● TO BE DONE: Pull out every line containing the string "best".
BEGIN WORKING DATA
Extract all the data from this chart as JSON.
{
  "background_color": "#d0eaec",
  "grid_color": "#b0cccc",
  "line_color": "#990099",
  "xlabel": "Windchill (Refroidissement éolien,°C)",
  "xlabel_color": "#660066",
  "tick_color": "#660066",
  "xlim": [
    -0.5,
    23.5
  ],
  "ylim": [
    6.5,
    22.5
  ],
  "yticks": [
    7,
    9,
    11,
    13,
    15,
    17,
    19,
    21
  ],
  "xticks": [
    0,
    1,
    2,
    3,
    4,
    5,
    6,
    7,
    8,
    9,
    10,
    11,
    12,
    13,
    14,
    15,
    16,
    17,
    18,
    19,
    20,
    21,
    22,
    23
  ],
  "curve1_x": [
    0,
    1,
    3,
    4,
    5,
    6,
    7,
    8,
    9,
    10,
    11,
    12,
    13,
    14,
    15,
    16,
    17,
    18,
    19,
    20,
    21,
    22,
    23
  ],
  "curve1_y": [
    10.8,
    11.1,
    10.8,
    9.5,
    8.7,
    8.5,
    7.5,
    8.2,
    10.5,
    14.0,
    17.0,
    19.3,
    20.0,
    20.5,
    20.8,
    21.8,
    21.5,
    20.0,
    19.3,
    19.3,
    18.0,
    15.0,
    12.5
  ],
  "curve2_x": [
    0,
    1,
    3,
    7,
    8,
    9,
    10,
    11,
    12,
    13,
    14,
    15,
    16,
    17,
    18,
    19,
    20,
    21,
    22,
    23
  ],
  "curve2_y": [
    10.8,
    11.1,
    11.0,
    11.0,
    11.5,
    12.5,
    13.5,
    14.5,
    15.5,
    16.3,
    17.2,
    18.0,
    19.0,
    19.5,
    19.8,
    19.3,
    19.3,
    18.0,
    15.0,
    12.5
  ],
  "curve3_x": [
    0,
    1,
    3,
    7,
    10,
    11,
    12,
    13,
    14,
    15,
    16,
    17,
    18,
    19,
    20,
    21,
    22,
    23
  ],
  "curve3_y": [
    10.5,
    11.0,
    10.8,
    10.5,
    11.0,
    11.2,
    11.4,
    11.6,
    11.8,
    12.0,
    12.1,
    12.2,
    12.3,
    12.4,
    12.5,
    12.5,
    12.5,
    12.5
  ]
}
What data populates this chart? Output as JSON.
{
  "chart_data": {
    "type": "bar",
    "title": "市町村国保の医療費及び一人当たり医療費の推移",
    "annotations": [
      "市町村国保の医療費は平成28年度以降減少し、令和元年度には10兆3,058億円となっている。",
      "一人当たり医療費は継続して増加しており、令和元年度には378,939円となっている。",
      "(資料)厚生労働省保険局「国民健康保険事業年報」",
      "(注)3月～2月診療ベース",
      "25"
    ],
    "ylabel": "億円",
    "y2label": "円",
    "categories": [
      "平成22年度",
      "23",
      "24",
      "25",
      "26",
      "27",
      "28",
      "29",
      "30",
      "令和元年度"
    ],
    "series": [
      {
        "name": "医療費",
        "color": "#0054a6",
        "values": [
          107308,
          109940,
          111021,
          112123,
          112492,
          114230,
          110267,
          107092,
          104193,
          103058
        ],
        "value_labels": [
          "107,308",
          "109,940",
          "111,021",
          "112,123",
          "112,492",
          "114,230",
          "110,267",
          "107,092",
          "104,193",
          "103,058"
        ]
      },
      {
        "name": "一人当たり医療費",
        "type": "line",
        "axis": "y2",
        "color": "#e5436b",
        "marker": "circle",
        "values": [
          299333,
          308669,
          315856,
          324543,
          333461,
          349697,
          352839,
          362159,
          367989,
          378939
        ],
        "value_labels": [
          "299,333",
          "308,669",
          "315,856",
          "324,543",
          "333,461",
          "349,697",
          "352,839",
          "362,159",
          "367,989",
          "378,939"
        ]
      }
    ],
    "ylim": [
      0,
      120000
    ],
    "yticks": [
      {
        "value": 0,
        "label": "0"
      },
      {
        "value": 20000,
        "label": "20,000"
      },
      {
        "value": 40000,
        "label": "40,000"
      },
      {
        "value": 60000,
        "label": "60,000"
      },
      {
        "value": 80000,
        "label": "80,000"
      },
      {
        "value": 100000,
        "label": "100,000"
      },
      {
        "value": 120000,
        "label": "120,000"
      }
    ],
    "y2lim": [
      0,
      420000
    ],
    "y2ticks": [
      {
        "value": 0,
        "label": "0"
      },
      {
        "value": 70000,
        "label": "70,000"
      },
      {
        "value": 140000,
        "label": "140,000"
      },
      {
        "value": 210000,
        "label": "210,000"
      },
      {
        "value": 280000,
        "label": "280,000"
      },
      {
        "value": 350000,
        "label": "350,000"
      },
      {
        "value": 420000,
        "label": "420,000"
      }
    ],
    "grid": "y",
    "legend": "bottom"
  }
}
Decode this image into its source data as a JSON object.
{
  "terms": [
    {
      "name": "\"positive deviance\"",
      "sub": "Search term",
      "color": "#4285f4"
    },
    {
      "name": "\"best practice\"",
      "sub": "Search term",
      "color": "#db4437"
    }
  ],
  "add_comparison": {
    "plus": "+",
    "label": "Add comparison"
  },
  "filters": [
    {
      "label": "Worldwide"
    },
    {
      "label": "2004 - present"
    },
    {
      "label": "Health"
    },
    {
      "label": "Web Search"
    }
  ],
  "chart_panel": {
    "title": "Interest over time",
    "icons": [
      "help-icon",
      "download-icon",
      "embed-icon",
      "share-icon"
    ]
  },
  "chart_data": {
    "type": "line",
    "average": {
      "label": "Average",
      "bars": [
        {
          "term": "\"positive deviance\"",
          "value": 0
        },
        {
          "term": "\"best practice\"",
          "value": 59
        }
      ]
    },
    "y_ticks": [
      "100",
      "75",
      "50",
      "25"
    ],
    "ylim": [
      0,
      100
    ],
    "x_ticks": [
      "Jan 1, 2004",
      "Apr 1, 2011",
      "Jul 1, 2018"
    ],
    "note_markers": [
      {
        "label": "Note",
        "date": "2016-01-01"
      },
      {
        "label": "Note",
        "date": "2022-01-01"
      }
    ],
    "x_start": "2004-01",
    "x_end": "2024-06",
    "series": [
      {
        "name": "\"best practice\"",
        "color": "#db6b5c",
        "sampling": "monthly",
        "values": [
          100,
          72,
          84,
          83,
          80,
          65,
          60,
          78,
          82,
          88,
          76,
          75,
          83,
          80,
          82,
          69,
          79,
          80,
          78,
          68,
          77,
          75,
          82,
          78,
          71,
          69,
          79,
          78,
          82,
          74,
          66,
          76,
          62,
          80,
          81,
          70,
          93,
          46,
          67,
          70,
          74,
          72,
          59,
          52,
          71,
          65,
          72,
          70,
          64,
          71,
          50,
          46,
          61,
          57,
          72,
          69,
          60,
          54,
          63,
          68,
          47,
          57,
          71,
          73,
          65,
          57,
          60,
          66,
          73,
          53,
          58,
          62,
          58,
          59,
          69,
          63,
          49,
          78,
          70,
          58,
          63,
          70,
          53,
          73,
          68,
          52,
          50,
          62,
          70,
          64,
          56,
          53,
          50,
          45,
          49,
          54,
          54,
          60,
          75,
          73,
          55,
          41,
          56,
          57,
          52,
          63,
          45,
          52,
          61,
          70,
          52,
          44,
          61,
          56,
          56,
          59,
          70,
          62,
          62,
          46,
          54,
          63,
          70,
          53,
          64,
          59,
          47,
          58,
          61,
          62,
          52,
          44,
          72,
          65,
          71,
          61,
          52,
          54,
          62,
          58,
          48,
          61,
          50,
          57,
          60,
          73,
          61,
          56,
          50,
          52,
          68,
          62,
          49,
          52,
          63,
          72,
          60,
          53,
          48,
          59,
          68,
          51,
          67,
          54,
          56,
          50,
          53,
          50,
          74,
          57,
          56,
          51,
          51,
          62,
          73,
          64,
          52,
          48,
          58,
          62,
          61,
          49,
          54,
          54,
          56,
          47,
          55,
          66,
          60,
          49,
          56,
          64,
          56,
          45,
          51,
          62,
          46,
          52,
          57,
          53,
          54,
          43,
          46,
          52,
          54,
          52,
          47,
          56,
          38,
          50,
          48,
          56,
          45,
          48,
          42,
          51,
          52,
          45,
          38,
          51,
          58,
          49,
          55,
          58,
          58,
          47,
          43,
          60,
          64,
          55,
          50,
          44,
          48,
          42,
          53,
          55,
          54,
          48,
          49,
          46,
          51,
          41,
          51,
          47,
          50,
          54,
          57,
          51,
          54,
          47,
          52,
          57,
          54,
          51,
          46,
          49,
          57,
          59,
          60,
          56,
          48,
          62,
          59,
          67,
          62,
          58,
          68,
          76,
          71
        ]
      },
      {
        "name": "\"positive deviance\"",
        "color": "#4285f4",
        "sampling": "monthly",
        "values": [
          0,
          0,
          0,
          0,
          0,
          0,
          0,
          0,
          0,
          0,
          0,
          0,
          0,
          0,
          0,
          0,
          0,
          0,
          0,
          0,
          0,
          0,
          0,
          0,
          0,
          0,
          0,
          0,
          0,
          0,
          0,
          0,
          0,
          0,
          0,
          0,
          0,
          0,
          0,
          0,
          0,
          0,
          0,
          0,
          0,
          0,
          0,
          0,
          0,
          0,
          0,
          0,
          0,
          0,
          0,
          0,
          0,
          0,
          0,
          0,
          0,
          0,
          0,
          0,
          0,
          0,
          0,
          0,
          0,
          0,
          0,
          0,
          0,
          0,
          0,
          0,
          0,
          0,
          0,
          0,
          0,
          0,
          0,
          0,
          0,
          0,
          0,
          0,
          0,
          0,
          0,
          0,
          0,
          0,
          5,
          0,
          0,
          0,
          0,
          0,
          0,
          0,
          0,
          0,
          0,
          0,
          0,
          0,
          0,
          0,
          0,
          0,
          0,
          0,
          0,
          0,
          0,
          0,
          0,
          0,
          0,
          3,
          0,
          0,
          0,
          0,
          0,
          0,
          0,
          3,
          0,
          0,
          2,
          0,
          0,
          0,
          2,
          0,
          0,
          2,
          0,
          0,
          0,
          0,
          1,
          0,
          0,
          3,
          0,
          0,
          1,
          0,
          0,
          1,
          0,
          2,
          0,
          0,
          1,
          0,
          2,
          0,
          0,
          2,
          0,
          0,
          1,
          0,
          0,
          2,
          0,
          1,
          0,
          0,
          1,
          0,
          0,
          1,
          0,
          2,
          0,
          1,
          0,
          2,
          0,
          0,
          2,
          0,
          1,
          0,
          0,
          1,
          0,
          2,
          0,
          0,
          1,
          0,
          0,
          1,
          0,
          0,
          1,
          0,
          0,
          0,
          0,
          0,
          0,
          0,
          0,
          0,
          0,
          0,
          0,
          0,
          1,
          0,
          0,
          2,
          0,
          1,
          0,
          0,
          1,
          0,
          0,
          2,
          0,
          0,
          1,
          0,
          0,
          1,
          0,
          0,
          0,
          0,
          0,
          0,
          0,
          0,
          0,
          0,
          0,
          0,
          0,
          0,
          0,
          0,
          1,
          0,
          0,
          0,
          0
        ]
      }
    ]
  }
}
END WORKING DATA
● EXERCISE RESULT:
      "name": "\"best practice\"",
          "term": "\"best practice\"",
        "name": "\"best practice\"",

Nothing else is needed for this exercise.